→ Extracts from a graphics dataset
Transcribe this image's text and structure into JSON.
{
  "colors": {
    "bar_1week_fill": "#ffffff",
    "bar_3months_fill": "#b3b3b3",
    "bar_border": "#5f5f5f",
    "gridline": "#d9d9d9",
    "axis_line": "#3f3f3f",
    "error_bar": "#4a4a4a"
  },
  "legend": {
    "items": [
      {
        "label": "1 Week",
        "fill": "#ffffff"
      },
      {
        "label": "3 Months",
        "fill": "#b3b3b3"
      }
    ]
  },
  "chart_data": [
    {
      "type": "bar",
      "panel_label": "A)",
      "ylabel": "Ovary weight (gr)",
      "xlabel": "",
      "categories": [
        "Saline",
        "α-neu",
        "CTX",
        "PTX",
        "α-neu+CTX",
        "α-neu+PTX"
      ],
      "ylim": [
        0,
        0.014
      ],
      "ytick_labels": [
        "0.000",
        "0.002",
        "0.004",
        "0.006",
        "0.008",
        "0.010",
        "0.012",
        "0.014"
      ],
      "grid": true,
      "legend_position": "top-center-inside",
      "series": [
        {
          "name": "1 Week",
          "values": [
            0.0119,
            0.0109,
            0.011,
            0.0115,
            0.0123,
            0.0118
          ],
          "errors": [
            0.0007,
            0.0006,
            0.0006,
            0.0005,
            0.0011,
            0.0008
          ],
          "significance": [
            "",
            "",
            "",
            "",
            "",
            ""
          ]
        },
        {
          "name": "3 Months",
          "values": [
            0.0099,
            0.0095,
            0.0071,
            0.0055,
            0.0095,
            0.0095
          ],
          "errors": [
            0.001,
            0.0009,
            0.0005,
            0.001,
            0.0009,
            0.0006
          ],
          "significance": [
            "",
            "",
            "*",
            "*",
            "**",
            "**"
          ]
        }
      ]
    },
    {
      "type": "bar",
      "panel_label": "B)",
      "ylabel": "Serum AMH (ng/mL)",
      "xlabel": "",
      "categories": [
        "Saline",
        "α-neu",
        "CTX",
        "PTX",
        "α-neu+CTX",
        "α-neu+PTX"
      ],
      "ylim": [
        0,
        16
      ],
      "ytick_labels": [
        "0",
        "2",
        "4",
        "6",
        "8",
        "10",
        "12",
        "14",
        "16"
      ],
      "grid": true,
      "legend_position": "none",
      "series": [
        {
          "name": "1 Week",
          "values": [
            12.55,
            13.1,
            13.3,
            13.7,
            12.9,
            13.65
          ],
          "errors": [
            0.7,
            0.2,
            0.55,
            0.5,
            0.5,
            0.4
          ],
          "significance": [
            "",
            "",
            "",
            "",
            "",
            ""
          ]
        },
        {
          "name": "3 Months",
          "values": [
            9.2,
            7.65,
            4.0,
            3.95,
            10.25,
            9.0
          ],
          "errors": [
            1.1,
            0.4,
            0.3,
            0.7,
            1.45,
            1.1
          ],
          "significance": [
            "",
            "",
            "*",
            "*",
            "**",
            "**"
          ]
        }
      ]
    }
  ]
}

→ Work required
Extract each entry in full, exactly as given.

→ Response to this exercise
Transcribe this image's text and structure into JSON.
{
  "colors": {
    "bar_1week_fill": "#ffffff",
    "bar_3months_fill": "#b3b3b3",
    "bar_border": "#5f5f5f",
    "gridline": "#d9d9d9",
    "axis_line": "#3f3f3f",
    "error_bar": "#4a4a4a"
  },
  "legend": {
    "items": [
      {
        "label": "1 Week",
        "fill": "#ffffff"
      },
      {
        "label": "3 Months",
        "fill": "#b3b3b3"
      }
    ]
  },
  "chart_data": [
    {
      "type": "bar",
      "panel_label": "A)",
      "ylabel": "Ovary weight (gr)",
      "xlabel": "",
      "categories": [
        "Saline",
        "α-neu",
        "CTX",
        "PTX",
        "α-neu+CTX",
        "α-neu+PTX"
      ],
      "ylim": [
        0,
        0.014
      ],
      "ytick_labels": [
        "0.000",
        "0.002",
        "0.004",
        "0.006",
        "0.008",
        "0.010",
        "0.012",
        "0.014"
      ],
      "grid": true,
      "legend_position": "top-center-inside",
      "series": [
        {
          "name": "1 Week",
          "values": [
            0.0119,
            0.0109,
            0.011,
            0.0115,
            0.0123,
            0.0118
          ],
          "errors": [
            0.0007,
            0.0006,
            0.0006,
            0.0005,
            0.0011,
            0.0008
          ],
          "significance": [
            "",
            "",
            "",
            "",
            "",
            ""
          ]
        },
        {
          "name": "3 Months",
          "values": [
            0.0099,
            0.0095,
            0.0071,
            0.0055,
            0.0095,
            0.0095
          ],
          "errors": [
            0.001,
            0.0009,
            0.0005,
            0.001,
            0.0009,
            0.0006
          ],
          "significance": [
            "",
            "",
            "*",
            "*",
            "**",
            "**"
          ]
        }
      ]
    },
    {
      "type": "bar",
      "panel_label": "B)",
      "ylabel": "Serum AMH (ng/mL)",
      "xlabel": "",
      "categories": [
        "Saline",
        "α-neu",
        "CTX",
        "PTX",
        "α-neu+CTX",
        "α-neu+PTX"
      ],
      "ylim": [
        0,
        16
      ],
      "ytick_labels": [
        "0",
        "2",
        "4",
        "6",
        "8",
        "10",
        "12",
        "14",
        "16"
      ],
      "grid": true,
      "legend_position": "none",
      "series": [
        {
          "name": "1 Week",
          "values": [
            12.55,
            13.1,
            13.3,
            13.7,
            12.9,
            13.65
          ],
          "errors": [
            0.7,
            0.2,
            0.55,
            0.5,
            0.5,
            0.4
          ],
          "significance": [
            "",
            "",
            "",
            "",
            "",
            ""
          ]
        },
        {
          "name": "3 Months",
          "values": [
            9.2,
            7.65,
            4.0,
            3.95,
            10.25,
            9.0
          ],
          "errors": [
            1.1,
            0.4,
            0.3,
            0.7,
            1.45,
            1.1
          ],
          "significance": [
            "",
            "",
            "*",
            "*",
            "**",
            "**"
          ]
        }
      ]
    }
  ]
}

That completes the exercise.